_Task brief_. Restate the data exactly as given and keep the pictures out.

_Data entries_.
--- Start ---
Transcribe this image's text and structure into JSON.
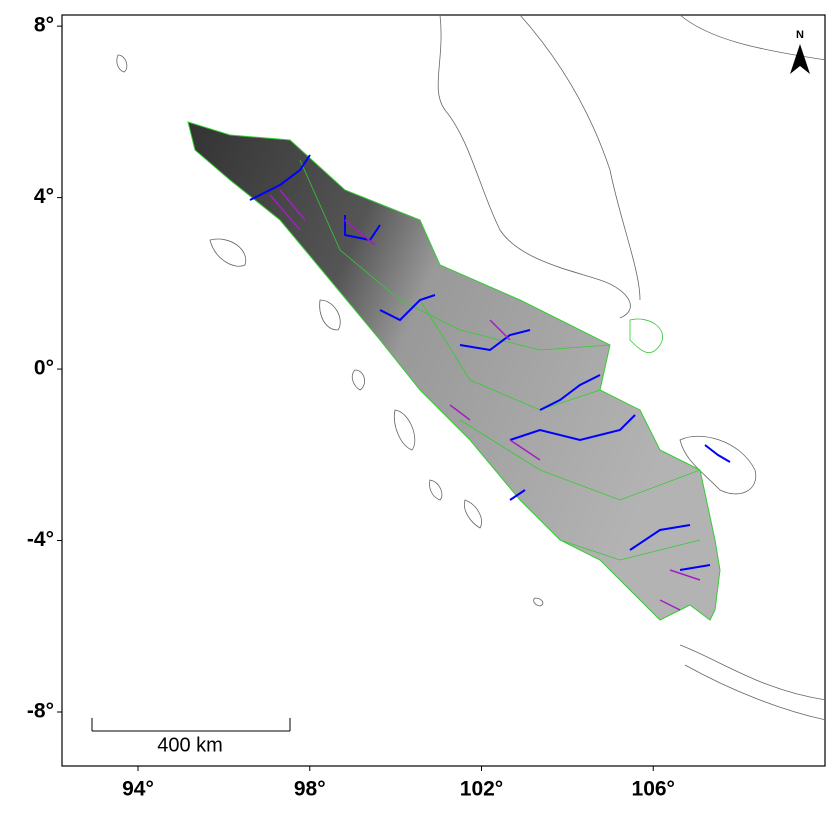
{
  "map": {
    "xlim": [
      92.23,
      110
    ],
    "ylim": [
      -9.26,
      8.26
    ],
    "xticks": [
      {
        "value": 94,
        "label": "94°"
      },
      {
        "value": 98,
        "label": "98°"
      },
      {
        "value": 102,
        "label": "102°"
      },
      {
        "value": 106,
        "label": "106°"
      }
    ],
    "yticks": [
      {
        "value": 8,
        "label": "8°"
      },
      {
        "value": 4,
        "label": "4°"
      },
      {
        "value": 0,
        "label": "0°"
      },
      {
        "value": -4,
        "label": "-4°"
      },
      {
        "value": -8,
        "label": "-8°"
      }
    ],
    "scale_bar": {
      "label": "400 km"
    },
    "north_arrow": {
      "label": "N"
    }
  }
}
--- End ---
_Complete response_.
Transcribe this image's text and structure into JSON.
{
  "map": {
    "xlim": [
      92.23,
      110
    ],
    "ylim": [
      -9.26,
      8.26
    ],
    "xticks": [
      {
        "value": 94,
        "label": "94°"
      },
      {
        "value": 98,
        "label": "98°"
      },
      {
        "value": 102,
        "label": "102°"
      },
      {
        "value": 106,
        "label": "106°"
      }
    ],
    "yticks": [
      {
        "value": 8,
        "label": "8°"
      },
      {
        "value": 4,
        "label": "4°"
      },
      {
        "value": 0,
        "label": "0°"
      },
      {
        "value": -4,
        "label": "-4°"
      },
      {
        "value": -8,
        "label": "-8°"
      }
    ],
    "scale_bar": {
      "label": "400 km"
    },
    "north_arrow": {
      "label": "N"
    }
  }
}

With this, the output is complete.